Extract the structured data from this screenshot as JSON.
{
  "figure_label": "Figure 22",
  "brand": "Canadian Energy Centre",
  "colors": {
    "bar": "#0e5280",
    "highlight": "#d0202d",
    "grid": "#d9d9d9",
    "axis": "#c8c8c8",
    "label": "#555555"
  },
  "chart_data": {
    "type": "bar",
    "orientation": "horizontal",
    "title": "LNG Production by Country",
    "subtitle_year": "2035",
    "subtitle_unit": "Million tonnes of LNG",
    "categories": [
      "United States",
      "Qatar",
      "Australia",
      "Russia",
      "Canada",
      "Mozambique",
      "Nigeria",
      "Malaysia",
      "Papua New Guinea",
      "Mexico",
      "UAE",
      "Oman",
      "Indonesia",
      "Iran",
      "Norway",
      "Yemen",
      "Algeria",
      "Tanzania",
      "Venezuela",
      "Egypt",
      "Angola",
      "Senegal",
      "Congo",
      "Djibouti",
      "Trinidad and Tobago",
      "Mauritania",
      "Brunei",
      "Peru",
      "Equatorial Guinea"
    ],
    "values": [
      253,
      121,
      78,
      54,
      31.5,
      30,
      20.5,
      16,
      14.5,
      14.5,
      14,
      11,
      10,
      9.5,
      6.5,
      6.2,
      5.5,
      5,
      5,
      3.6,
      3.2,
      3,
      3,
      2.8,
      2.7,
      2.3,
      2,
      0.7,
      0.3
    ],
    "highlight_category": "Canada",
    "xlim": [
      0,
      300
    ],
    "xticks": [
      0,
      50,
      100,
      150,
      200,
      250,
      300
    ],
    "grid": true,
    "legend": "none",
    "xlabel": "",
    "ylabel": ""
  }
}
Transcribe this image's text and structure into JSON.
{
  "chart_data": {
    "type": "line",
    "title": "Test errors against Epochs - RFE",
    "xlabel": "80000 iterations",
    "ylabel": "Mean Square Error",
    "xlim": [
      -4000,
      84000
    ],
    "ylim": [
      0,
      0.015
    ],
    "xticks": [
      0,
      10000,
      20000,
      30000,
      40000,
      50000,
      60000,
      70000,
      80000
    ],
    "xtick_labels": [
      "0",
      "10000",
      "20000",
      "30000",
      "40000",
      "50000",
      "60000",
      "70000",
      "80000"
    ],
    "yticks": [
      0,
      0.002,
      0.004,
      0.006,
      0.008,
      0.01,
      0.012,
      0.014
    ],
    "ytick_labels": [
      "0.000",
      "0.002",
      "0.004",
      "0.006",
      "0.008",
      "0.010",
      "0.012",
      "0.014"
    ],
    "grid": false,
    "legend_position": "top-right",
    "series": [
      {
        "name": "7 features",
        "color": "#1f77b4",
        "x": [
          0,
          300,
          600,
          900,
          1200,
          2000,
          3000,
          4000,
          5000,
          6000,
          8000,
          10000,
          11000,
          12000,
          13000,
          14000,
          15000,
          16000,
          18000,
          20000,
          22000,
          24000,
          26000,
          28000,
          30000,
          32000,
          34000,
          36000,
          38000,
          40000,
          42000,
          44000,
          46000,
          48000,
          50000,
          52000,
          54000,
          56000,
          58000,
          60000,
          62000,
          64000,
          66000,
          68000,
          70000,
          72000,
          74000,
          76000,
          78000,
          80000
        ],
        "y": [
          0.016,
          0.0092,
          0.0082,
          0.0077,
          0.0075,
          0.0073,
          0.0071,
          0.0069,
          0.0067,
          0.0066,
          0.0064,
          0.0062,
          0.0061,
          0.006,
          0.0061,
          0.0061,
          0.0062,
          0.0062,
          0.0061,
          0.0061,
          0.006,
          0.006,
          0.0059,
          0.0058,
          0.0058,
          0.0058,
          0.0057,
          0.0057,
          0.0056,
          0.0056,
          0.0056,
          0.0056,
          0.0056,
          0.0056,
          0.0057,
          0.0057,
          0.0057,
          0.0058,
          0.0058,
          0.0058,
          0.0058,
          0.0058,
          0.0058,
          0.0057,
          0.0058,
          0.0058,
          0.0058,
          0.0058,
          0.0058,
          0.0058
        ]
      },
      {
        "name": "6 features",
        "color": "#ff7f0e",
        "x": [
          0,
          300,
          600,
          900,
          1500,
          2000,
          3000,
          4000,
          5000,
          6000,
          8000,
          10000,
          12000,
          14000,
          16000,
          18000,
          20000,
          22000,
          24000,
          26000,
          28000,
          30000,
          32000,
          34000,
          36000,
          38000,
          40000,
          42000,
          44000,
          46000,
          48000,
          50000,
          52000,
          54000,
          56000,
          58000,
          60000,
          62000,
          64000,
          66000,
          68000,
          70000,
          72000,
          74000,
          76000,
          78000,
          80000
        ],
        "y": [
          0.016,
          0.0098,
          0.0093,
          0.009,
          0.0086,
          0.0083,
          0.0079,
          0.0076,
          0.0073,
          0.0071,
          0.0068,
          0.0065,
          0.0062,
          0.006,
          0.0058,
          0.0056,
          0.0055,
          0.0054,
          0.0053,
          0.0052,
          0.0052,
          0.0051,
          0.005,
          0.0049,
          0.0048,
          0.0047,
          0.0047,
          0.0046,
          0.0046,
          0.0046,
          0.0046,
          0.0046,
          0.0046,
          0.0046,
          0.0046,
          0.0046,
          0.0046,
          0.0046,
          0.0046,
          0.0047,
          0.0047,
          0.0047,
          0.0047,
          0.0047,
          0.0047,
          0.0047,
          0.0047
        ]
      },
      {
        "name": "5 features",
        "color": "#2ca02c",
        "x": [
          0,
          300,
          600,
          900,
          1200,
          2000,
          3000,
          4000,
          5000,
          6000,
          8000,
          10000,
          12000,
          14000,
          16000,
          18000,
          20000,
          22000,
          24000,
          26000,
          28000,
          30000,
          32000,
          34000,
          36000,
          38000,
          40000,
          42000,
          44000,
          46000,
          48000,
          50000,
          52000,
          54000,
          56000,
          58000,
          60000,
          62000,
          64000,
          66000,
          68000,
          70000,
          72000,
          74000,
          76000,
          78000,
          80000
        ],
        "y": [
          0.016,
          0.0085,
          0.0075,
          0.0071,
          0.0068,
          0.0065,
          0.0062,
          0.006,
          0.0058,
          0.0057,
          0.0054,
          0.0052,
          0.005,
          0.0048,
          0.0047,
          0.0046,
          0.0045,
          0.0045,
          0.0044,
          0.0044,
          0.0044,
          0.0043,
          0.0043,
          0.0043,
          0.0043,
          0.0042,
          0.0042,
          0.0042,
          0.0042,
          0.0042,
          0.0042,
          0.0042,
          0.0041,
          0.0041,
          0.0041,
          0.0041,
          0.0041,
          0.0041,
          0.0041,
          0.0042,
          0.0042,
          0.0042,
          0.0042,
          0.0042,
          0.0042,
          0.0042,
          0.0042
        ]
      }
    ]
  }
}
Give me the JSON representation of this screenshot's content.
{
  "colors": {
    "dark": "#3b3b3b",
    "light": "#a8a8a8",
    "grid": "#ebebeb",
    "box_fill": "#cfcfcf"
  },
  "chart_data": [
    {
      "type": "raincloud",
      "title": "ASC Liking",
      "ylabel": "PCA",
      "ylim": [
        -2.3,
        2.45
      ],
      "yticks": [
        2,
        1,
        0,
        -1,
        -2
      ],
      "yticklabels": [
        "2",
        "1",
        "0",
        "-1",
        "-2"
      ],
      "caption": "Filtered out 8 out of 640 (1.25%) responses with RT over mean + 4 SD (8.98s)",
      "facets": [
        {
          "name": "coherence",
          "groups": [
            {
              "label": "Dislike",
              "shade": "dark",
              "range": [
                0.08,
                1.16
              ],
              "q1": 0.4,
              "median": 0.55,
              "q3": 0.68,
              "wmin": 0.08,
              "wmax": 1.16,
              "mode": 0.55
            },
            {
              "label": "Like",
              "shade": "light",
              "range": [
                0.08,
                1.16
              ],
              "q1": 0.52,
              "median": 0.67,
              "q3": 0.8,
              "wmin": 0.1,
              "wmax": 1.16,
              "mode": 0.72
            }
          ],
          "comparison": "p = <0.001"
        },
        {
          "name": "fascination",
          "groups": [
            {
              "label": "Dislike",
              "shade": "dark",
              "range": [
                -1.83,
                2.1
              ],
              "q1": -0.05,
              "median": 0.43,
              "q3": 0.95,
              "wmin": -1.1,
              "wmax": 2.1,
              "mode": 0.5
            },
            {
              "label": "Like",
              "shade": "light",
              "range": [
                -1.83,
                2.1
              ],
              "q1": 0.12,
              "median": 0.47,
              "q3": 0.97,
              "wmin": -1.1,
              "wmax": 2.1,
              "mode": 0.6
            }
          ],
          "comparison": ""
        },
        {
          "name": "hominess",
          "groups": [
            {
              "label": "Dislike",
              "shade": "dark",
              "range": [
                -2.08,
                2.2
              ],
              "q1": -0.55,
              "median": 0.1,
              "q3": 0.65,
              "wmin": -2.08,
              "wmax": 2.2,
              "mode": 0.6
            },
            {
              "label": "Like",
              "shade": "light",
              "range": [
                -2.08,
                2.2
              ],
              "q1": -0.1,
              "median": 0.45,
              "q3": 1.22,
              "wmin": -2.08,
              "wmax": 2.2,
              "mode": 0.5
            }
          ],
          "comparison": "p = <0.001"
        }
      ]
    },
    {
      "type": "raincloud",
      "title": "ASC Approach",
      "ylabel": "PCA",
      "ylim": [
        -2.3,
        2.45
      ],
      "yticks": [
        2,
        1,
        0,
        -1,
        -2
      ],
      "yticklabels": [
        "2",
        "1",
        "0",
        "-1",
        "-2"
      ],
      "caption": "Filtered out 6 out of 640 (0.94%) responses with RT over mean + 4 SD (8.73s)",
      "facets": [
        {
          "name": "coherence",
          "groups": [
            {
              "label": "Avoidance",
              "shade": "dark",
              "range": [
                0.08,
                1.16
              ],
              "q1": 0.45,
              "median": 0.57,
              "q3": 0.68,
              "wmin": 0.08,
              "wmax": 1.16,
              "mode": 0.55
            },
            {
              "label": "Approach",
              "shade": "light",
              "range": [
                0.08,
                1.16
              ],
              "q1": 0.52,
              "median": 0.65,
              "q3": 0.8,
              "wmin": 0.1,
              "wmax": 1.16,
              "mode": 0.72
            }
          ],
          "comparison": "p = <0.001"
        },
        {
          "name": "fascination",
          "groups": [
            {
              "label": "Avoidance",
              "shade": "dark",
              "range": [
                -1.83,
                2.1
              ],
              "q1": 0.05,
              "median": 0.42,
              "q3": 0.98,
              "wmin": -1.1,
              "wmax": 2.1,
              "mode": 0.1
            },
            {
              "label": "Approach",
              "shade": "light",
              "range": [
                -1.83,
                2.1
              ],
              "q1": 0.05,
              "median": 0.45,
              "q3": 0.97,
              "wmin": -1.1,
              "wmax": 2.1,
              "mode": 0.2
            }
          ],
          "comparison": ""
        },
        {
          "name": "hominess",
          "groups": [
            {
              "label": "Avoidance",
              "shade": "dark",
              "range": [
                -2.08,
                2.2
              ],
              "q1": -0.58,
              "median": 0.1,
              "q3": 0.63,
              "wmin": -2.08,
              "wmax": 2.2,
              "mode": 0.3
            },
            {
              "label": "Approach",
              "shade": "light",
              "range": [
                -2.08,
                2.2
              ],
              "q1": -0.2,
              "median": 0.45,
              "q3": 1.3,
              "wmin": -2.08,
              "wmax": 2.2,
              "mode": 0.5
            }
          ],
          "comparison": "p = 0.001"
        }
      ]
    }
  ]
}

#### [Prompt]
Where a line in the entries holds the word "JSON", copy that line.

#### [The response]
Extract the structured data from this screenshot as JSON.
Transcribe this image's text and structure into JSON.
Give me the JSON representation of this screenshot's content.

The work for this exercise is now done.